» Given exercise
Pick out each line in these entries that contains the string "time".

» Collected data
>>>
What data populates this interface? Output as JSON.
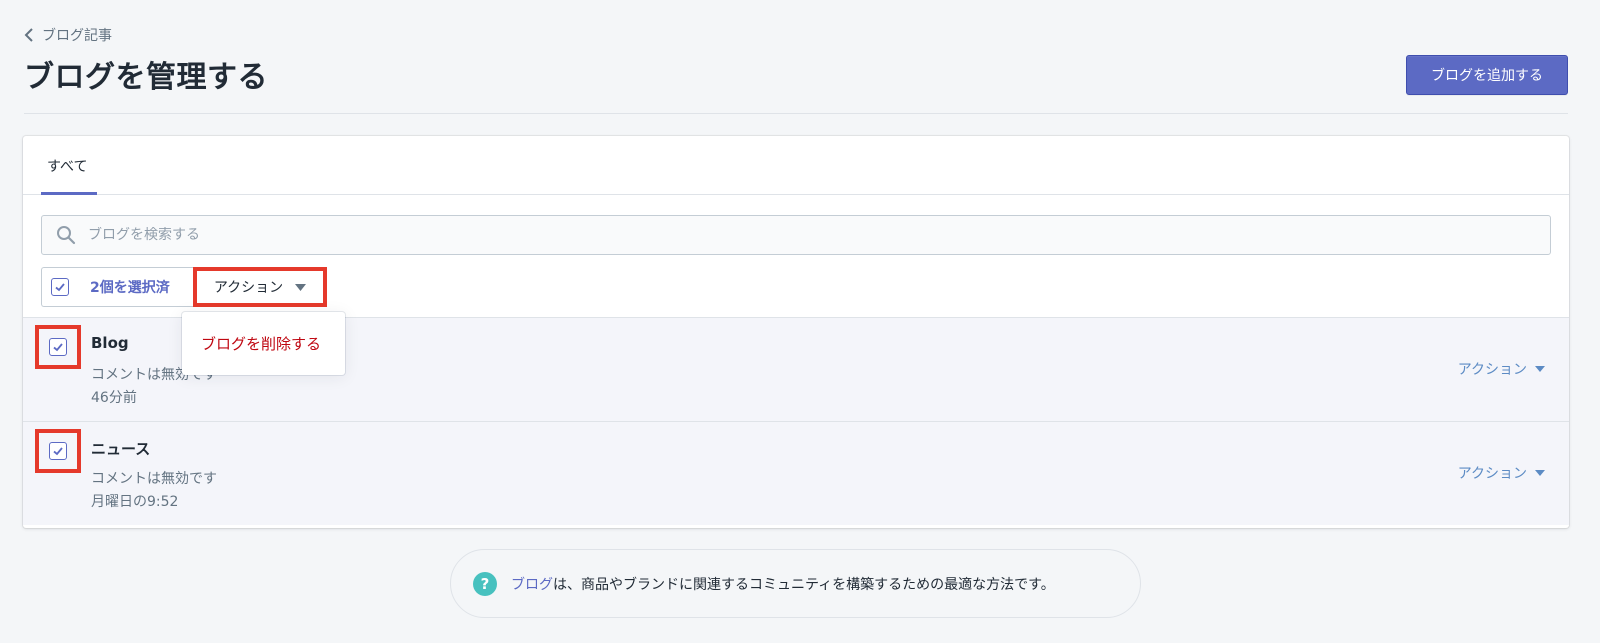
{
  "breadcrumb": {
    "label": "ブログ記事"
  },
  "page": {
    "title": "ブログを管理する",
    "add_button": "ブログを追加する"
  },
  "tabs": [
    {
      "label": "すべて",
      "active": true
    }
  ],
  "search": {
    "placeholder": "ブログを検索する",
    "value": ""
  },
  "bulk": {
    "selected_count_label": "2個を選択済",
    "action_label": "アクション"
  },
  "dropdown": {
    "items": [
      {
        "label": "ブログを削除する",
        "destructive": true
      }
    ]
  },
  "blogs": [
    {
      "title": "Blog",
      "comments": "コメントは無効です",
      "updated": "46分前",
      "action_label": "アクション",
      "checked": true
    },
    {
      "title": "ニュース",
      "comments": "コメントは無効です",
      "updated": "月曜日の9:52",
      "action_label": "アクション",
      "checked": true
    }
  ],
  "footer": {
    "link_text": "ブログ",
    "text": "は、商品やブランドに関連するコミュニティを構築するための最適な方法です。"
  },
  "icons": {
    "back": "chevron-left-icon",
    "search": "search-icon",
    "check": "check-icon",
    "caret": "caret-down-icon",
    "help": "question-circle-icon"
  },
  "colors": {
    "primary": "#5c6ac4",
    "highlight": "#e5392b",
    "destructive": "#bf0711",
    "help": "#47c1bf",
    "link": "#5c8bc4"
  }
}
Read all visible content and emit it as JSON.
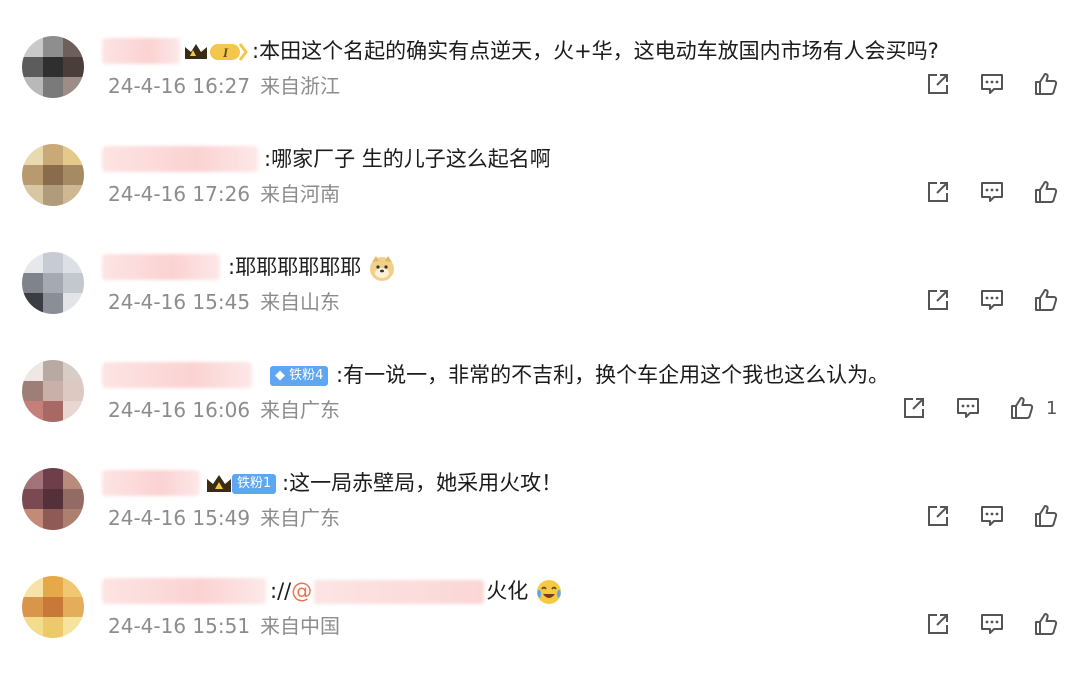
{
  "comments": [
    {
      "text": ":本田这个名起的确实有点逆天，火+华，这电动车放国内市场有人会买吗?",
      "time": "24-4-16 16:27",
      "location": "来自浙江",
      "like_count": ""
    },
    {
      "text": ":哪家厂子  生的儿子这么起名啊",
      "time": "24-4-16 17:26",
      "location": "来自河南",
      "like_count": ""
    },
    {
      "text": ":耶耶耶耶耶耶",
      "time": "24-4-16 15:45",
      "location": "来自山东",
      "like_count": ""
    },
    {
      "text": ":有一说一，非常的不吉利，换个车企用这个我也这么认为。",
      "time": "24-4-16 16:06",
      "location": "来自广东",
      "like_count": "1",
      "badge": "铁粉4"
    },
    {
      "text": ":这一局赤壁局，她采用火攻！",
      "time": "24-4-16 15:49",
      "location": "来自广东",
      "like_count": "",
      "badge": "铁粉1"
    },
    {
      "text_prefix": "://",
      "mention": "@",
      "text": "火化",
      "time": "24-4-16 15:51",
      "location": "来自中国",
      "like_count": ""
    }
  ],
  "level_badge": "I",
  "icons": [
    "repost-icon",
    "comment-icon",
    "like-icon"
  ],
  "colors": {
    "meta": "#8c8c8c",
    "badge": "#5ea6f2",
    "mention": "#eb7350"
  }
}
<<<
» Final answer
      "time": "24-4-16 16:27",
      "time": "24-4-16 17:26",
      "time": "24-4-16 15:45",
      "time": "24-4-16 16:06",
      "time": "24-4-16 15:49",
      "time": "24-4-16 15:51",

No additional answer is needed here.